*** INPUT MATERIAL
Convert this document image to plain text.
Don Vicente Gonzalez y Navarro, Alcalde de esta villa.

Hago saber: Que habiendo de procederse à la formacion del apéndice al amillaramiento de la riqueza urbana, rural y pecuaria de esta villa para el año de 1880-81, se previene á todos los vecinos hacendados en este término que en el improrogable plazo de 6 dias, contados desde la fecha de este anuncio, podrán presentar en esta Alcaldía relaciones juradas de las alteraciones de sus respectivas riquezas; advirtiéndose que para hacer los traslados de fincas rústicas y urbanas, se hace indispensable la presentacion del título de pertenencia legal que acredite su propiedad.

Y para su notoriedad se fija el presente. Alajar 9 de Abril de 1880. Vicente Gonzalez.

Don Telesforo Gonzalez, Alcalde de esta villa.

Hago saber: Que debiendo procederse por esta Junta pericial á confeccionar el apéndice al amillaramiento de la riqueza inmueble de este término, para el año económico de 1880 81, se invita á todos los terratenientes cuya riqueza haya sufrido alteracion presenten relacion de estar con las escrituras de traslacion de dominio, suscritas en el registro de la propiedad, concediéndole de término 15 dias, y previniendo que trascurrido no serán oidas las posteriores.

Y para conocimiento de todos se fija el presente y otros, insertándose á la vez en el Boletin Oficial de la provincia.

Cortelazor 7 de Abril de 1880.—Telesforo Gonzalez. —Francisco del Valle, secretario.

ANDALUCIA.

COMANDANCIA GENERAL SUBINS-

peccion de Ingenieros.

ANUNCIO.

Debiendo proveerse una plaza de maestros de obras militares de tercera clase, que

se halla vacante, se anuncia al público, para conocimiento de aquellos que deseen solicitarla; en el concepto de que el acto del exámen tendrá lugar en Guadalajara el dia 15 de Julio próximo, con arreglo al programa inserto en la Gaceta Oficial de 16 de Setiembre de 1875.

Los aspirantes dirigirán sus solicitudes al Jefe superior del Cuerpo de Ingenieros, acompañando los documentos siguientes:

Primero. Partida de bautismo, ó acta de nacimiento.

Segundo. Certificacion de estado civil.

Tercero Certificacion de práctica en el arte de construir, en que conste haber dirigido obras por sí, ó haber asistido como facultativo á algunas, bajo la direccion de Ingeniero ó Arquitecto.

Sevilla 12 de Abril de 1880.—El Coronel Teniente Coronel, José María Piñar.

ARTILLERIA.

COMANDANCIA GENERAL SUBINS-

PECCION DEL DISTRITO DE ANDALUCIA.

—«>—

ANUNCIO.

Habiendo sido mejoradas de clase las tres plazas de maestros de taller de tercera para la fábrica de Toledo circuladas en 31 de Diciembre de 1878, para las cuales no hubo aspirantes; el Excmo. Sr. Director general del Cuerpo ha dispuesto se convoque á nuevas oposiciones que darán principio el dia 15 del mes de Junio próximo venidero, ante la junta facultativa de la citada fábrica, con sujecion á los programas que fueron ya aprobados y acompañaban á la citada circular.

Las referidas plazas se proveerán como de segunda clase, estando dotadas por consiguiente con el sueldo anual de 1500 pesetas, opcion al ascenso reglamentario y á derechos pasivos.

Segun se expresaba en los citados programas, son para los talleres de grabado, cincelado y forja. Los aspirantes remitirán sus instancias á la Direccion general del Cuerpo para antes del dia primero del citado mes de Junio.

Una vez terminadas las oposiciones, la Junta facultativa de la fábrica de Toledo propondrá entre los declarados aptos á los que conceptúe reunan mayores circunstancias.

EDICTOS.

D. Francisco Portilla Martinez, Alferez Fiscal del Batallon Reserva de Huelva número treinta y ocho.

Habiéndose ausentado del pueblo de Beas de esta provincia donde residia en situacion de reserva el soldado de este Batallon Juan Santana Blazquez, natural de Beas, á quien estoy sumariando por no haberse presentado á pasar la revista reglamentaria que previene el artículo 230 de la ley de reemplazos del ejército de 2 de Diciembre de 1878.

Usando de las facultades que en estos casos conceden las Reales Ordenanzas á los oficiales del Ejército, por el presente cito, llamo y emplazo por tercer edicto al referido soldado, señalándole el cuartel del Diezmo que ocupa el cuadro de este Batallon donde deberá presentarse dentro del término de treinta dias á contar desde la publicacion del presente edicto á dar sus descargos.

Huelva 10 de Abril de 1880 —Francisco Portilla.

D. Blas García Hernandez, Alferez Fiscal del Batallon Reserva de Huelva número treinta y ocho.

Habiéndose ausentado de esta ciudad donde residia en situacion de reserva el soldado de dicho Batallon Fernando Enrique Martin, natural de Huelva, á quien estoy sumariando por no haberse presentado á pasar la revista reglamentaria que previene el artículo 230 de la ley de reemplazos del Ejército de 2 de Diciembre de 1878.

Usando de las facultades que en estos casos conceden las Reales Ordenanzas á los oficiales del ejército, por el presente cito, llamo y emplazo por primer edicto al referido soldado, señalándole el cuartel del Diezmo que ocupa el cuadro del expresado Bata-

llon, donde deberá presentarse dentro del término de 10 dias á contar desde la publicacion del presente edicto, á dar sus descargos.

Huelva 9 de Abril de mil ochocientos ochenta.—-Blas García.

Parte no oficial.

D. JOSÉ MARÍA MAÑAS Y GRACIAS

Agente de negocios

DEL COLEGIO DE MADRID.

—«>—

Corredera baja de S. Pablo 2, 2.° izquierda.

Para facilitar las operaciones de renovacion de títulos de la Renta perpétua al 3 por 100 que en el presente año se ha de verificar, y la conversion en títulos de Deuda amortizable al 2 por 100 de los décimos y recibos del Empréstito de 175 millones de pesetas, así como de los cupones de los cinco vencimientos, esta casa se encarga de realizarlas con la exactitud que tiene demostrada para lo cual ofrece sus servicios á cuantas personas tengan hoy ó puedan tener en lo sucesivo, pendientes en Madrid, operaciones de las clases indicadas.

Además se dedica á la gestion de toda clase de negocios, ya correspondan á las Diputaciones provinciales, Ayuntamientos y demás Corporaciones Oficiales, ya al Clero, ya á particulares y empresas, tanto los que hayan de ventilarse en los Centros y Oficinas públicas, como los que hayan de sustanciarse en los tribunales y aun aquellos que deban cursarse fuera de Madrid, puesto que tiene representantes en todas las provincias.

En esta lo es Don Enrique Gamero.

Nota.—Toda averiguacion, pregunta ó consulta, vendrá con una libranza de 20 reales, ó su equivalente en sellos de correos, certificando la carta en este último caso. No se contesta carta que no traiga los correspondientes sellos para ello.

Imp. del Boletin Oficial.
******
_SHORT PROBLEM_:
Extract each entry in full, exactly as given.

_SOLVED PROBLEM_:
Convert this document image to plain text.
Don Vicente Gonzalez y Navarro, Alcalde de esta villa.

Hago saber: Que habiendo de procederse à la formacion del apéndice al amillaramiento de la riqueza urbana, rural y pecuaria de esta villa para el año de 1880-81, se previene á todos los vecinos hacendados en este término que en el improrogable plazo de 6 dias, contados desde la fecha de este anuncio, podrán presentar en esta Alcaldía relaciones juradas de las alteraciones de sus respectivas riquezas; advirtiéndose que para hacer los traslados de fincas rústicas y urbanas, se hace indispensable la presentacion del título de pertenencia legal que acredite su propiedad.

Y para su notoriedad se fija el presente. Alajar 9 de Abril de 1880. Vicente Gonzalez.

Don Telesforo Gonzalez, Alcalde de esta villa.

Hago saber: Que debiendo procederse por esta Junta pericial á confeccionar el apéndice al amillaramiento de la riqueza inmueble de este término, para el año económico de 1880 81, se invita á todos los terratenientes cuya riqueza haya sufrido alteracion presenten relacion de estar con las escrituras de traslacion de dominio, suscritas en el registro de la propiedad, concediéndole de término 15 dias, y previniendo que trascurrido no serán oidas las posteriores.

Y para conocimiento de todos se fija el presente y otros, insertándose á la vez en el Boletin Oficial de la provincia.

Cortelazor 7 de Abril de 1880.—Telesforo Gonzalez. —Francisco del Valle, secretario.

ANDALUCIA.

COMANDANCIA GENERAL SUBINS-

peccion de Ingenieros.

ANUNCIO.

Debiendo proveerse una plaza de maestros de obras militares de tercera clase, que

se halla vacante, se anuncia al público, para conocimiento de aquellos que deseen solicitarla; en el concepto de que el acto del exámen tendrá lugar en Guadalajara el dia 15 de Julio próximo, con arreglo al programa inserto en la Gaceta Oficial de 16 de Setiembre de 1875.

Los aspirantes dirigirán sus solicitudes al Jefe superior del Cuerpo de Ingenieros, acompañando los documentos siguientes:

Primero. Partida de bautismo, ó acta de nacimiento.

Segundo. Certificacion de estado civil.

Tercero Certificacion de práctica en el arte de construir, en que conste haber dirigido obras por sí, ó haber asistido como facultativo á algunas, bajo la direccion de Ingeniero ó Arquitecto.

Sevilla 12 de Abril de 1880.—El Coronel Teniente Coronel, José María Piñar.

ARTILLERIA.

COMANDANCIA GENERAL SUBINS-

PECCION DEL DISTRITO DE ANDALUCIA.

—«>—

ANUNCIO.

Habiendo sido mejoradas de clase las tres plazas de maestros de taller de tercera para la fábrica de Toledo circuladas en 31 de Diciembre de 1878, para las cuales no hubo aspirantes; el Excmo. Sr. Director general del Cuerpo ha dispuesto se convoque á nuevas oposiciones que darán principio el dia 15 del mes de Junio próximo venidero, ante la junta facultativa de la citada fábrica, con sujecion á los programas que fueron ya aprobados y acompañaban á la citada circular.

Las referidas plazas se proveerán como de segunda clase, estando dotadas por consiguiente con el sueldo anual de 1500 pesetas, opcion al ascenso reglamentario y á derechos pasivos.

Segun se expresaba en los citados programas, son para los talleres de grabado, cincelado y forja. Los aspirantes remitirán sus instancias á la Direccion general del Cuerpo para antes del dia primero del citado mes de Junio.

Una vez terminadas las oposiciones, la Junta facultativa de la fábrica de Toledo propondrá entre los declarados aptos á los que conceptúe reunan mayores circunstancias.

EDICTOS.

D. Francisco Portilla Martinez, Alferez Fiscal del Batallon Reserva de Huelva número treinta y ocho.

Habiéndose ausentado del pueblo de Beas de esta provincia donde residia en situacion de reserva el soldado de este Batallon Juan Santana Blazquez, natural de Beas, á quien estoy sumariando por no haberse presentado á pasar la revista reglamentaria que previene el artículo 230 de la ley de reemplazos del ejército de 2 de Diciembre de 1878.

Usando de las facultades que en estos casos conceden las Reales Ordenanzas á los oficiales del Ejército, por el presente cito, llamo y emplazo por tercer edicto al referido soldado, señalándole el cuartel del Diezmo que ocupa el cuadro de este Batallon donde deberá presentarse dentro del término de treinta dias á contar desde la publicacion del presente edicto á dar sus descargos.

Huelva 10 de Abril de 1880 —Francisco Portilla.

D. Blas García Hernandez, Alferez Fiscal del Batallon Reserva de Huelva número treinta y ocho.

Habiéndose ausentado de esta ciudad donde residia en situacion de reserva el soldado de dicho Batallon Fernando Enrique Martin, natural de Huelva, á quien estoy sumariando por no haberse presentado á pasar la revista reglamentaria que previene el artículo 230 de la ley de reemplazos del Ejército de 2 de Diciembre de 1878.

Usando de las facultades que en estos casos conceden las Reales Ordenanzas á los oficiales del ejército, por el presente cito, llamo y emplazo por primer edicto al referido soldado, señalándole el cuartel del Diezmo que ocupa el cuadro del expresado Bata-

llon, donde deberá presentarse dentro del término de 10 dias á contar desde la publicacion del presente edicto, á dar sus descargos.

Huelva 9 de Abril de mil ochocientos ochenta.—-Blas García.

Parte no oficial.

D. JOSÉ MARÍA MAÑAS Y GRACIAS

Agente de negocios

DEL COLEGIO DE MADRID.

—«>—

Corredera baja de S. Pablo 2, 2.° izquierda.

Para facilitar las operaciones de renovacion de títulos de la Renta perpétua al 3 por 100 que en el presente año se ha de verificar, y la conversion en títulos de Deuda amortizable al 2 por 100 de los décimos y recibos del Empréstito de 175 millones de pesetas, así como de los cupones de los cinco vencimientos, esta casa se encarga de realizarlas con la exactitud que tiene demostrada para lo cual ofrece sus servicios á cuantas personas tengan hoy ó puedan tener en lo sucesivo, pendientes en Madrid, operaciones de las clases indicadas.

Además se dedica á la gestion de toda clase de negocios, ya correspondan á las Diputaciones provinciales, Ayuntamientos y demás Corporaciones Oficiales, ya al Clero, ya á particulares y empresas, tanto los que hayan de ventilarse en los Centros y Oficinas públicas, como los que hayan de sustanciarse en los tribunales y aun aquellos que deban cursarse fuera de Madrid, puesto que tiene representantes en todas las provincias.

En esta lo es Don Enrique Gamero.

Nota.—Toda averiguacion, pregunta ó consulta, vendrá con una libranza de 20 reales, ó su equivalente en sellos de correos, certificando la carta en este último caso. No se contesta carta que no traiga los correspondientes sellos para ello.

Imp. del Boletin Oficial.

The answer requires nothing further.